*Selected excerpt:*
Well, okay, I do have a few nice things to say. I really loved the visuals. I've always thought big, splashy fantasy/scifi graphics were terribly fun, and this series had some lovely graphics: the good/evil spirits' design, the aurora skies, the final battle with giant glowy Korra and little glowing Jinora. (Jinora! I loved her pretty much unreservedly; I think she's the only thing about the last couple of episodes that I loved without exception. Well, and Lin.) At the age of 10, I think I would have been ALL OVER this show. I am not saying that loving it makes a person immature; just that I can tell, watching this, that I would have glommed onto this show's splashy visual epicness hard at a particular age -- I'm just not still in the place where I can enjoy it.
There were other bits and pieces here and there that grownup!me liked. I still really like Korra in general concept: that she's unreservedly the hero, that she gets to be hotheaded and flawed and make terrible decisions and lose and win.
But in general, I don't care about the characters anymore, and I dislike enough of what the writers are doing with the world and themes right now that I'm really not interested in watching more of the show. I'll just keep my A:tLA happy place and leave the rest of Korra alone.
The exact nature of what bothers me so much about LoK can be summed up, I think, in the entire sequence in which baby!Korra (who was adorable!) gets in touch with her inner light and causes the spirits to return to normal. The thing is, that episode told her exactly what she had to do to win. The more aggression and violence you bring to the spirits, the more aggression and violence they'll return. The way to get through to them is by finding inner peace and light. Which is a very A:tLA message, and it's what happened at the end, eventually, when Jinora did the brave and self-sacrificing thing and went to bring the light to Korra.

*The records:*
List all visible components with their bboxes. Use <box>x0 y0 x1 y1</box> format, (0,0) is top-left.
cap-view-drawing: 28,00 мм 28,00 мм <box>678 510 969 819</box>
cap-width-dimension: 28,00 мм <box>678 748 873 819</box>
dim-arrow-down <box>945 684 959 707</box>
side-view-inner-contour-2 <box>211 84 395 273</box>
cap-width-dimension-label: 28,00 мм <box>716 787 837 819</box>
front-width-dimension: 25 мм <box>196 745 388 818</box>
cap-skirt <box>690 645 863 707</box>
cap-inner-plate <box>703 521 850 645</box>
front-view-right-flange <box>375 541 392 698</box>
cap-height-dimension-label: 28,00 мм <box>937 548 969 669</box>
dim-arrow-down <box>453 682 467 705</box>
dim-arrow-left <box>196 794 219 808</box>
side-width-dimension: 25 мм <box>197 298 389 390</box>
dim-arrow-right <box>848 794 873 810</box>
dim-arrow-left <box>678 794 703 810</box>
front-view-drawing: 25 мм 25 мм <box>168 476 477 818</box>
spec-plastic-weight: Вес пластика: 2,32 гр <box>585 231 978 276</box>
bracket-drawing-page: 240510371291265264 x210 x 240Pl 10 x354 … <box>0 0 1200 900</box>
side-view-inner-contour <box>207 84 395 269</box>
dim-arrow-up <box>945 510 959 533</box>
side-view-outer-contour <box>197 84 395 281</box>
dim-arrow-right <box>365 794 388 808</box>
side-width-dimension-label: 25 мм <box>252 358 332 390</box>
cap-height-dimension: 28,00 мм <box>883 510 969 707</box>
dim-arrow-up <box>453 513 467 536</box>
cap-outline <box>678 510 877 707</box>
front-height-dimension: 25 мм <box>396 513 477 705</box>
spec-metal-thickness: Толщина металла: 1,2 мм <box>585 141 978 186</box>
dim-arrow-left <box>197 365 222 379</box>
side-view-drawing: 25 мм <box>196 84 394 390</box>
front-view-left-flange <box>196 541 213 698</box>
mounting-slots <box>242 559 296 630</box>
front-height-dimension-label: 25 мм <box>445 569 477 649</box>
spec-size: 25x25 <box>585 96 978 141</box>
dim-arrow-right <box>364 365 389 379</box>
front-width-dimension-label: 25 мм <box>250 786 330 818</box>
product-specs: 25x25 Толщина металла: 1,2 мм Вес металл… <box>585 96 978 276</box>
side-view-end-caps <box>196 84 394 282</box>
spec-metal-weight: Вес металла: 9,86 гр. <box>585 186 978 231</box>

*Problem set:*
a) Please return the rows of the component list with their boxes, reproducing every one of them line for line.
b) Continue the piece on the Korra series from its last sentence.
These rows are unrelated to the piece on the Korra series.

*Final results:*
a)
List all visible components with their bboxes. Use <box>x0 y0 x1 y1</box> format, (0,0) is top-left.
cap-view-drawing: 28,00 мм 28,00 мм <box>678 510 969 819</box>
cap-width-dimension: 28,00 мм <box>678 748 873 819</box>
dim-arrow-down <box>945 684 959 707</box>
side-view-inner-contour-2 <box>211 84 395 273</box>
cap-width-dimension-label: 28,00 мм <box>716 787 837 819</box>
front-width-dimension: 25 мм <box>196 745 388 818</box>
cap-skirt <box>690 645 863 707</box>
cap-inner-plate <box>703 521 850 645</box>
front-view-right-flange <box>375 541 392 698</box>
cap-height-dimension-label: 28,00 мм <box>937 548 969 669</box>
dim-arrow-down <box>453 682 467 705</box>
dim-arrow-left <box>196 794 219 808</box>
side-width-dimension: 25 мм <box>197 298 389 390</box>
dim-arrow-right <box>848 794 873 810</box>
dim-arrow-left <box>678 794 703 810</box>
front-view-drawing: 25 мм 25 мм <box>168 476 477 818</box>
spec-plastic-weight: Вес пластика: 2,32 гр <box>585 231 978 276</box>
bracket-drawing-page: 240510371291265264 x210 x 240Pl 10 x354 … <box>0 0 1200 900</box>
side-view-inner-contour <box>207 84 395 269</box>
dim-arrow-up <box>945 510 959 533</box>
side-view-outer-contour <box>197 84 395 281</box>
dim-arrow-right <box>365 794 388 808</box>
side-width-dimension-label: 25 мм <box>252 358 332 390</box>
cap-height-dimension: 28,00 мм <box>883 510 969 707</box>
dim-arrow-up <box>453 513 467 536</box>
cap-outline <box>678 510 877 707</box>
front-height-dimension: 25 мм <box>396 513 477 705</box>
spec-metal-thickness: Толщина металла: 1,2 мм <box>585 141 978 186</box>
dim-arrow-left <box>197 365 222 379</box>
side-view-drawing: 25 мм <box>196 84 394 390</box>
front-view-left-flange <box>196 541 213 698</box>
mounting-slots <box>242 559 296 630</box>
front-height-dimension-label: 25 мм <box>445 569 477 649</box>
spec-size: 25x25 <box>585 96 978 141</box>
dim-arrow-right <box>364 365 389 379</box>
front-width-dimension-label: 25 мм <box>250 786 330 818</box>
product-specs: 25x25 Толщина металла: 1,2 мм Вес металл… <box>585 96 978 276</box>
side-view-end-caps <box>196 84 394 282</box>
spec-metal-weight: Вес металла: 9,86 гр. <box>585 186 978 231</box>

b)
Because Korra herself wouldn't do it. And that's what gets to me most about the show, and that's a big part of what's making me drop it. That whole episode was about Jinora having (mostly) good experiences in the spirit world -- until she gets the rug pulled out from under her, at least -- because she's approaching things in a mood of happy inquiry, being polite to everyone/everything she meets, while Korra is having a terrible time until she meets someone who teaches her that she has to calm herself in order to win, and that the way to victory is through finding her inner calm place, not attacking things.
Great! Except she leaves the spirit world and immediately forgets that lesson. So the next few episodes are pretty much EVERYONE ATTACKING EVERYTHING, with a side order of EVERYONE BEING STUPID, and me (metaphorically) shaking my laptop screen, going YOU IDIOTS, IROH TOLD YOU WHAT YOU HAVE TO DO TO WIN, AND IT ISN'T THIS! And in the end, oh look, it was exactly what Iroh said to do, except Jinora is the one who had to do it because Korra is still busy being the worst Avatar ever. (Or, okay, the worst Avatar since Roku. Maybe every other Avatar has to be a dick with poor decision-making skills?)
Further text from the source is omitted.